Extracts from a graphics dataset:
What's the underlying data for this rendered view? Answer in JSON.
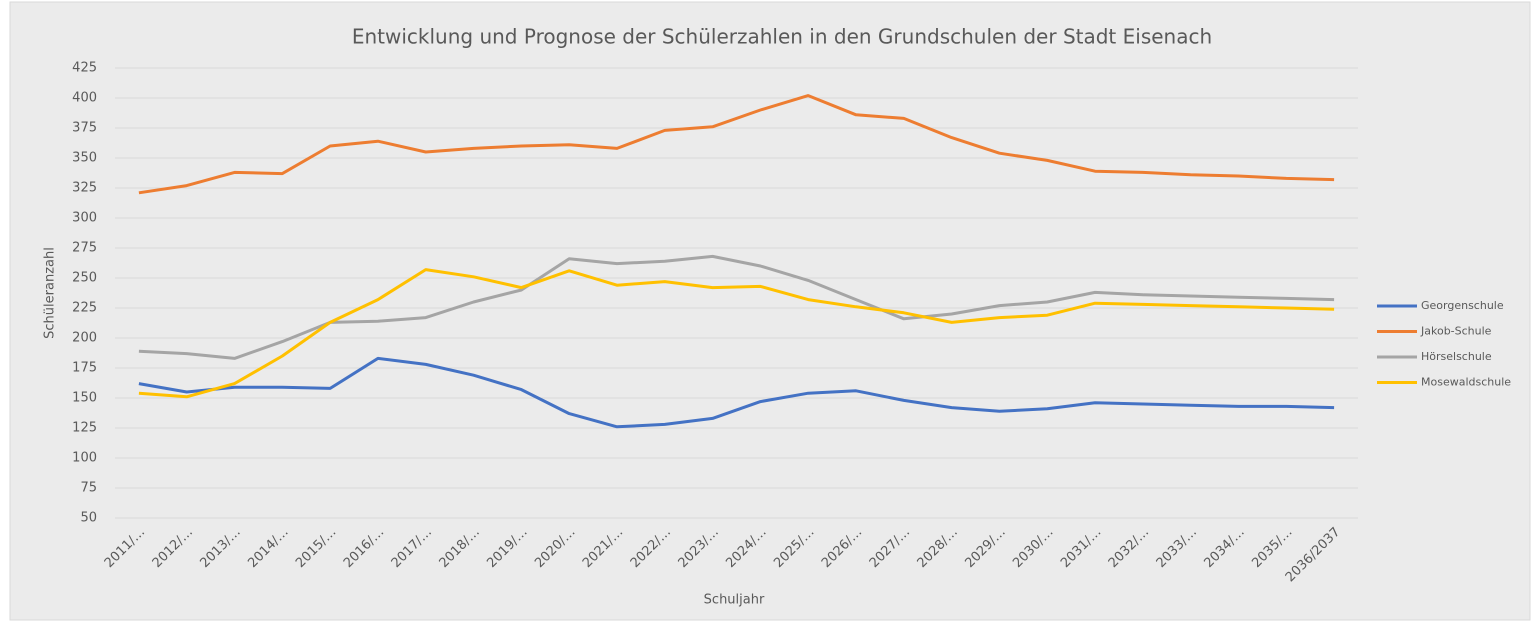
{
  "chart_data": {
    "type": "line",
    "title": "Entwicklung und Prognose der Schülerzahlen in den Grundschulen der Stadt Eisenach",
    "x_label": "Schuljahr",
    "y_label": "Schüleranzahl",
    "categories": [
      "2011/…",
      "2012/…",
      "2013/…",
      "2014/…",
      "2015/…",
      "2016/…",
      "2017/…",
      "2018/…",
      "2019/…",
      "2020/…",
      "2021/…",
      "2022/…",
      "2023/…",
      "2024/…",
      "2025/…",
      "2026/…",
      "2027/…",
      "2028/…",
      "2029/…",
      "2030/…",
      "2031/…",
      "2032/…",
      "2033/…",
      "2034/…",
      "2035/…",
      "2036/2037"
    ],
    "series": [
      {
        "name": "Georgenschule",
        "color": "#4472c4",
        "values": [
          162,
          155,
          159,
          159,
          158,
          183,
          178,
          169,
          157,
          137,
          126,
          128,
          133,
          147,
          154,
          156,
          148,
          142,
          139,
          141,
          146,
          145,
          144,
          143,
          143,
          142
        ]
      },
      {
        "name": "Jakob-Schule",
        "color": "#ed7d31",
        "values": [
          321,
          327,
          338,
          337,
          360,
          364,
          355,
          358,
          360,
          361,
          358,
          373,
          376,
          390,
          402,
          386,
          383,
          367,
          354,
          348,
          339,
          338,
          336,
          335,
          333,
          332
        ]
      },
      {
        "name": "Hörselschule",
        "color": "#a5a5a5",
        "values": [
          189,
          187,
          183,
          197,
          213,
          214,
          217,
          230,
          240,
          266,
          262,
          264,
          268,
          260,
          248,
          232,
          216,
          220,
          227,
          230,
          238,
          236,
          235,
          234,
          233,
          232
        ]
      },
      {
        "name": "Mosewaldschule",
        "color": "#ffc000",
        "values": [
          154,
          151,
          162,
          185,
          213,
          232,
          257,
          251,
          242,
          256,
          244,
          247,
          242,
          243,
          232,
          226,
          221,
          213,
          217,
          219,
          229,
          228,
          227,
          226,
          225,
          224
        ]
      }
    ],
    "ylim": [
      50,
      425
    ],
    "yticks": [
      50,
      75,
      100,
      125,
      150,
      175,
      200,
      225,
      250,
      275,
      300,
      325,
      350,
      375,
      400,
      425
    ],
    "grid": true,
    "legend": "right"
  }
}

DIRECTION
Transcribe every entry above exactly. Omit all pictures.

THE REPLY
What's the underlying data for this rendered view? Answer in JSON.
{
  "chart_data": {
    "type": "line",
    "title": "Entwicklung und Prognose der Schülerzahlen in den Grundschulen der Stadt Eisenach",
    "x_label": "Schuljahr",
    "y_label": "Schüleranzahl",
    "categories": [
      "2011/…",
      "2012/…",
      "2013/…",
      "2014/…",
      "2015/…",
      "2016/…",
      "2017/…",
      "2018/…",
      "2019/…",
      "2020/…",
      "2021/…",
      "2022/…",
      "2023/…",
      "2024/…",
      "2025/…",
      "2026/…",
      "2027/…",
      "2028/…",
      "2029/…",
      "2030/…",
      "2031/…",
      "2032/…",
      "2033/…",
      "2034/…",
      "2035/…",
      "2036/2037"
    ],
    "series": [
      {
        "name": "Georgenschule",
        "color": "#4472c4",
        "values": [
          162,
          155,
          159,
          159,
          158,
          183,
          178,
          169,
          157,
          137,
          126,
          128,
          133,
          147,
          154,
          156,
          148,
          142,
          139,
          141,
          146,
          145,
          144,
          143,
          143,
          142
        ]
      },
      {
        "name": "Jakob-Schule",
        "color": "#ed7d31",
        "values": [
          321,
          327,
          338,
          337,
          360,
          364,
          355,
          358,
          360,
          361,
          358,
          373,
          376,
          390,
          402,
          386,
          383,
          367,
          354,
          348,
          339,
          338,
          336,
          335,
          333,
          332
        ]
      },
      {
        "name": "Hörselschule",
        "color": "#a5a5a5",
        "values": [
          189,
          187,
          183,
          197,
          213,
          214,
          217,
          230,
          240,
          266,
          262,
          264,
          268,
          260,
          248,
          232,
          216,
          220,
          227,
          230,
          238,
          236,
          235,
          234,
          233,
          232
        ]
      },
      {
        "name": "Mosewaldschule",
        "color": "#ffc000",
        "values": [
          154,
          151,
          162,
          185,
          213,
          232,
          257,
          251,
          242,
          256,
          244,
          247,
          242,
          243,
          232,
          226,
          221,
          213,
          217,
          219,
          229,
          228,
          227,
          226,
          225,
          224
        ]
      }
    ],
    "ylim": [
      50,
      425
    ],
    "yticks": [
      50,
      75,
      100,
      125,
      150,
      175,
      200,
      225,
      250,
      275,
      300,
      325,
      350,
      375,
      400,
      425
    ],
    "grid": true,
    "legend": "right"
  }
}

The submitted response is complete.